* start *
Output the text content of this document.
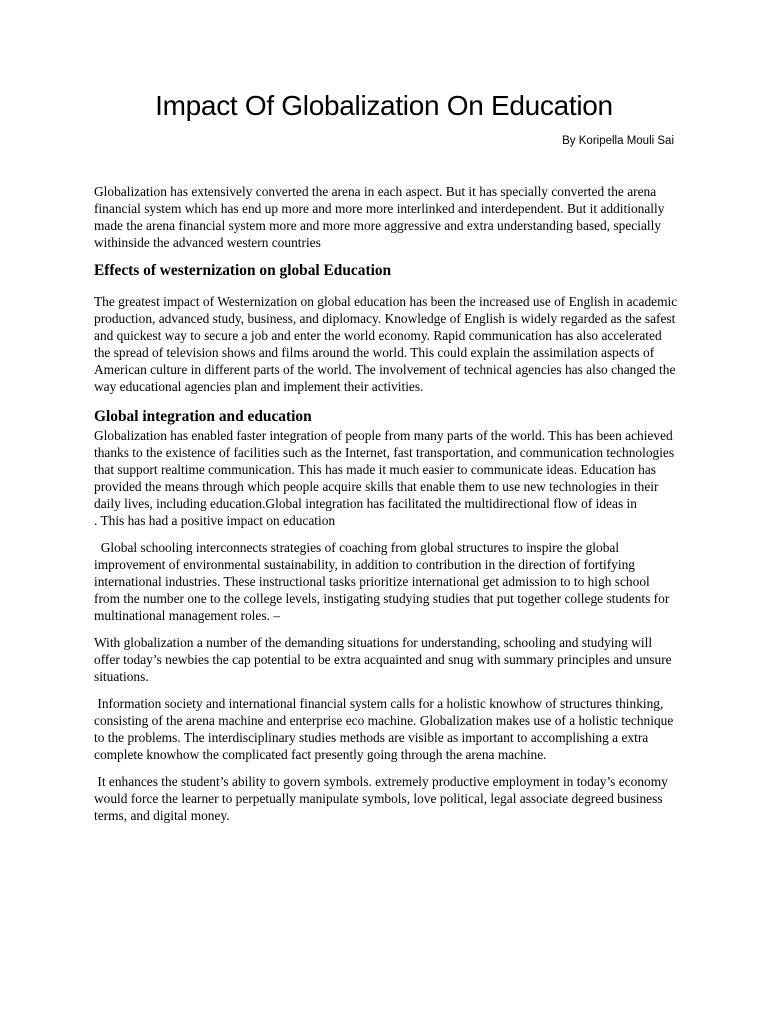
Impact Of Globalization On Education

By Koripella Mouli Sai

Globalization has extensively converted the arena in each aspect. But it has specially converted the arena financial system which has end up more and more more interlinked and interdependent. But it additionally made the arena financial system more and more more aggressive and extra understanding based, specially withinside the advanced western countries

Effects of westernization on global Education

The greatest impact of Westernization on global education has been the increased use of English in academic production, advanced study, business, and diplomacy. Knowledge of English is widely regarded as the safest and quickest way to secure a job and enter the world economy. Rapid communication has also accelerated the spread of television shows and films around the world. This could explain the assimilation aspects of American culture in different parts of the world. The involvement of technical agencies has also changed the way educational agencies plan and implement their activities.

Global integration and education

Globalization has enabled faster integration of people from many parts of the world. This has been achieved thanks to the existence of facilities such as the Internet, fast transportation, and communication technologies that support realtime communication. This has made it much easier to communicate ideas. Education has provided the means through which people acquire skills that enable them to use new technologies in their daily lives, including education.Global integration has facilitated the multidirectional flow of ideas in

. This has had a positive impact on education

Global schooling interconnects strategies of coaching from global structures to inspire the global improvement of environmental sustainability, in addition to contribution in the direction of fortifying international industries. These instructional tasks prioritize international get admission to to high school from the number one to the college levels, instigating studying studies that put together college students for multinational management roles. –

With globalization a number of the demanding situations for understanding, schooling and studying will offer today’s newbies the cap potential to be extra acquainted and snug with summary principles and unsure situations.

Information society and international financial system calls for a holistic knowhow of structures thinking, consisting of the arena machine and enterprise eco machine. Globalization makes use of a holistic technique to the problems. The interdisciplinary studies methods are visible as important to accomplishing a extra complete knowhow the complicated fact presently going through the arena machine.

It enhances the student’s ability to govern symbols. extremely productive employment in today’s economy would force the learner to perpetually manipulate symbols, love political, legal associate degreed business terms, and digital money.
* end *
> _Set task_
List each line holding the string "today".

> _Solution below_
With globalization a number of the demanding situations for understanding, schooling and studying will offer today’s newbies the cap potential to be extra acquainted and snug with summary principles and unsure situations.
It enhances the student’s ability to govern symbols. extremely productive employment in today’s economy would force the learner to perpetually manipulate symbols, love political, legal associate degreed business terms, and digital money.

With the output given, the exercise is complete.